Aim
Word for word, copy all the data and drop the pictures.

Information supplied
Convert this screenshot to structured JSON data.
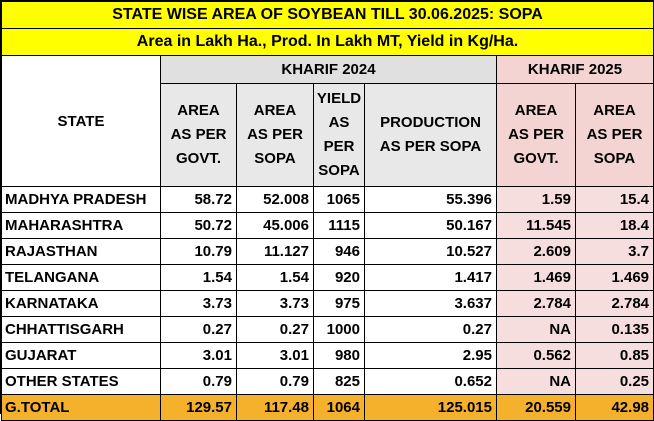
{
  "title": "STATE WISE AREA OF SOYBEAN TILL 30.06.2025: SOPA",
  "subtitle": "Area in Lakh Ha., Prod. In Lakh MT, Yield in Kg/Ha.",
  "groups": {
    "kharif2024": "KHARIF 2024",
    "kharif2025": "KHARIF 2025"
  },
  "headers": {
    "state": "STATE",
    "area_govt_2024": [
      "AREA",
      "AS PER",
      "GOVT."
    ],
    "area_sopa_2024": [
      "AREA",
      "AS PER",
      "SOPA"
    ],
    "yield_sopa": [
      "YIELD",
      "AS",
      "PER",
      "SOPA"
    ],
    "production_sopa": [
      "PRODUCTION",
      "AS PER SOPA"
    ],
    "area_govt_2025": [
      "AREA",
      "AS PER",
      "GOVT."
    ],
    "area_sopa_2025": [
      "AREA",
      "AS PER",
      "SOPA"
    ]
  },
  "rows": [
    [
      "MADHYA PRADESH",
      "58.72",
      "52.008",
      "1065",
      "55.396",
      "1.59",
      "15.4"
    ],
    [
      "MAHARASHTRA",
      "50.72",
      "45.006",
      "1115",
      "50.167",
      "11.545",
      "18.4"
    ],
    [
      "RAJASTHAN",
      "10.79",
      "11.127",
      "946",
      "10.527",
      "2.609",
      "3.7"
    ],
    [
      "TELANGANA",
      "1.54",
      "1.54",
      "920",
      "1.417",
      "1.469",
      "1.469"
    ],
    [
      "KARNATAKA",
      "3.73",
      "3.73",
      "975",
      "3.637",
      "2.784",
      "2.784"
    ],
    [
      "CHHATTISGARH",
      "0.27",
      "0.27",
      "1000",
      "0.27",
      "NA",
      "0.135"
    ],
    [
      "GUJARAT",
      "3.01",
      "3.01",
      "980",
      "2.95",
      "0.562",
      "0.85"
    ],
    [
      "OTHER STATES",
      "0.79",
      "0.79",
      "825",
      "0.652",
      "NA",
      "0.25"
    ]
  ],
  "total": [
    "G.TOTAL",
    "129.57",
    "117.48",
    "1064",
    "125.015",
    "20.559",
    "42.98"
  ],
  "colors": {
    "title_bg": "#ffff00",
    "kharif2024_bg": "#e0e0e0",
    "kharif2025_bg": "#f4d3d3",
    "total_bg": "#f5b12b"
  }
}
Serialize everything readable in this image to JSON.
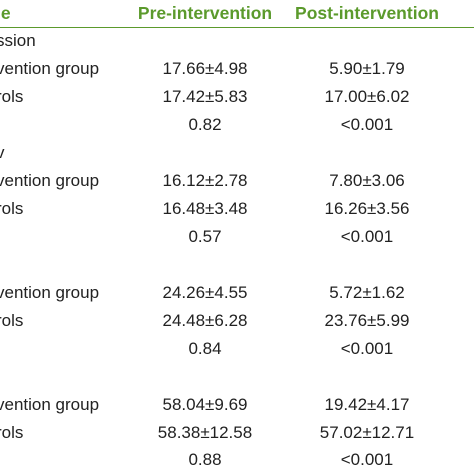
{
  "header": {
    "variable_label": "le",
    "pre_label": "Pre-intervention",
    "post_label": "Post-intervention"
  },
  "sections": [
    {
      "title": "ssion",
      "rows": [
        {
          "label": "vention group",
          "pre": "17.66±4.98",
          "post": "5.90±1.79"
        },
        {
          "label": "rols",
          "pre": "17.42±5.83",
          "post": "17.00±6.02"
        },
        {
          "label": "",
          "pre": "0.82",
          "post": "<0.001"
        }
      ]
    },
    {
      "title": "v",
      "rows": [
        {
          "label": "vention group",
          "pre": "16.12±2.78",
          "post": "7.80±3.06"
        },
        {
          "label": "rols",
          "pre": "16.48±3.48",
          "post": "16.26±3.56"
        },
        {
          "label": "",
          "pre": "0.57",
          "post": "<0.001"
        }
      ]
    },
    {
      "title": "",
      "rows": [
        {
          "label": "vention group",
          "pre": "24.26±4.55",
          "post": "5.72±1.62"
        },
        {
          "label": "rols",
          "pre": "24.48±6.28",
          "post": "23.76±5.99"
        },
        {
          "label": "",
          "pre": "0.84",
          "post": "<0.001"
        }
      ]
    },
    {
      "title": "",
      "rows": [
        {
          "label": "vention group",
          "pre": "58.04±9.69",
          "post": "19.42±4.17"
        },
        {
          "label": "rols",
          "pre": "58.38±12.58",
          "post": "57.02±12.71"
        },
        {
          "label": "",
          "pre": "0.88",
          "post": "<0.001"
        }
      ]
    }
  ]
}
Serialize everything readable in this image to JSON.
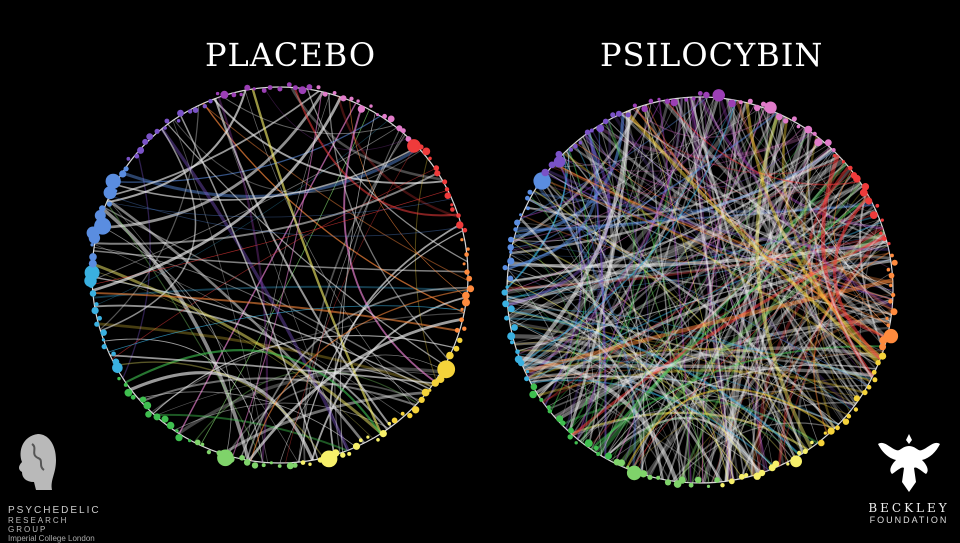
{
  "titles": {
    "left": "PLACEBO",
    "right": "PSILOCYBIN"
  },
  "logos": {
    "left": {
      "line1": "PSYCHEDELIC",
      "line2": "RESEARCH GROUP",
      "line3": "Imperial College London"
    },
    "right": {
      "line1": "BECKLEY",
      "line2": "FOUNDATION"
    }
  },
  "colors": {
    "palette": [
      "#9b3fb5",
      "#e07bc9",
      "#ef3b3b",
      "#ff8a3d",
      "#f5d33a",
      "#f7f06a",
      "#7fd36a",
      "#3fbf4f",
      "#3ab0e0",
      "#5a8de0",
      "#7a52c7"
    ],
    "background": "#000000"
  },
  "networks": {
    "left": {
      "edge_count": 90,
      "edge_opacity": 0.55
    },
    "right": {
      "edge_count": 320,
      "edge_opacity": 0.45
    }
  }
}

Response below
Convert this screenshot to structured JSON data.
{
  "title": "STATE WISE AREA OF SOYBEAN TILL 30.06.2025: SOPA",
  "subtitle": "Area in Lakh Ha., Prod. In Lakh MT, Yield in Kg/Ha.",
  "groups": {
    "kharif2024": "KHARIF 2024",
    "kharif2025": "KHARIF 2025"
  },
  "headers": {
    "state": "STATE",
    "area_govt_2024": [
      "AREA",
      "AS PER",
      "GOVT."
    ],
    "area_sopa_2024": [
      "AREA",
      "AS PER",
      "SOPA"
    ],
    "yield_sopa": [
      "YIELD",
      "AS",
      "PER",
      "SOPA"
    ],
    "production_sopa": [
      "PRODUCTION",
      "AS PER SOPA"
    ],
    "area_govt_2025": [
      "AREA",
      "AS PER",
      "GOVT."
    ],
    "area_sopa_2025": [
      "AREA",
      "AS PER",
      "SOPA"
    ]
  },
  "rows": [
    [
      "MADHYA PRADESH",
      "58.72",
      "52.008",
      "1065",
      "55.396",
      "1.59",
      "15.4"
    ],
    [
      "MAHARASHTRA",
      "50.72",
      "45.006",
      "1115",
      "50.167",
      "11.545",
      "18.4"
    ],
    [
      "RAJASTHAN",
      "10.79",
      "11.127",
      "946",
      "10.527",
      "2.609",
      "3.7"
    ],
    [
      "TELANGANA",
      "1.54",
      "1.54",
      "920",
      "1.417",
      "1.469",
      "1.469"
    ],
    [
      "KARNATAKA",
      "3.73",
      "3.73",
      "975",
      "3.637",
      "2.784",
      "2.784"
    ],
    [
      "CHHATTISGARH",
      "0.27",
      "0.27",
      "1000",
      "0.27",
      "NA",
      "0.135"
    ],
    [
      "GUJARAT",
      "3.01",
      "3.01",
      "980",
      "2.95",
      "0.562",
      "0.85"
    ],
    [
      "OTHER STATES",
      "0.79",
      "0.79",
      "825",
      "0.652",
      "NA",
      "0.25"
    ]
  ],
  "total": [
    "G.TOTAL",
    "129.57",
    "117.48",
    "1064",
    "125.015",
    "20.559",
    "42.98"
  ],
  "colors": {
    "title_bg": "#ffff00",
    "kharif2024_bg": "#e0e0e0",
    "kharif2025_bg": "#f4d3d3",
    "total_bg": "#f5b12b"
  }
}
Serialize everything readable in this image to JSON.
{
  "header": {
    "variable_label": "le",
    "pre_label": "Pre-intervention",
    "post_label": "Post-intervention"
  },
  "sections": [
    {
      "title": "ssion",
      "rows": [
        {
          "label": "vention group",
          "pre": "17.66±4.98",
          "post": "5.90±1.79"
        },
        {
          "label": "rols",
          "pre": "17.42±5.83",
          "post": "17.00±6.02"
        },
        {
          "label": "",
          "pre": "0.82",
          "post": "<0.001"
        }
      ]
    },
    {
      "title": "v",
      "rows": [
        {
          "label": "vention group",
          "pre": "16.12±2.78",
          "post": "7.80±3.06"
        },
        {
          "label": "rols",
          "pre": "16.48±3.48",
          "post": "16.26±3.56"
        },
        {
          "label": "",
          "pre": "0.57",
          "post": "<0.001"
        }
      ]
    },
    {
      "title": "",
      "rows": [
        {
          "label": "vention group",
          "pre": "24.26±4.55",
          "post": "5.72±1.62"
        },
        {
          "label": "rols",
          "pre": "24.48±6.28",
          "post": "23.76±5.99"
        },
        {
          "label": "",
          "pre": "0.84",
          "post": "<0.001"
        }
      ]
    },
    {
      "title": "",
      "rows": [
        {
          "label": "vention group",
          "pre": "58.04±9.69",
          "post": "19.42±4.17"
        },
        {
          "label": "rols",
          "pre": "58.38±12.58",
          "post": "57.02±12.71"
        },
        {
          "label": "",
          "pre": "0.88",
          "post": "<0.001"
        }
      ]
    }
  ]
}
Serialize everything readable in this image to JSON.
{
  "titles": {
    "left": "PLACEBO",
    "right": "PSILOCYBIN"
  },
  "logos": {
    "left": {
      "line1": "PSYCHEDELIC",
      "line2": "RESEARCH GROUP",
      "line3": "Imperial College London"
    },
    "right": {
      "line1": "BECKLEY",
      "line2": "FOUNDATION"
    }
  },
  "colors": {
    "palette": [
      "#9b3fb5",
      "#e07bc9",
      "#ef3b3b",
      "#ff8a3d",
      "#f5d33a",
      "#f7f06a",
      "#7fd36a",
      "#3fbf4f",
      "#3ab0e0",
      "#5a8de0",
      "#7a52c7"
    ],
    "background": "#000000"
  },
  "networks": {
    "left": {
      "edge_count": 90,
      "edge_opacity": 0.55
    },
    "right": {
      "edge_count": 320,
      "edge_opacity": 0.45
    }
  }
}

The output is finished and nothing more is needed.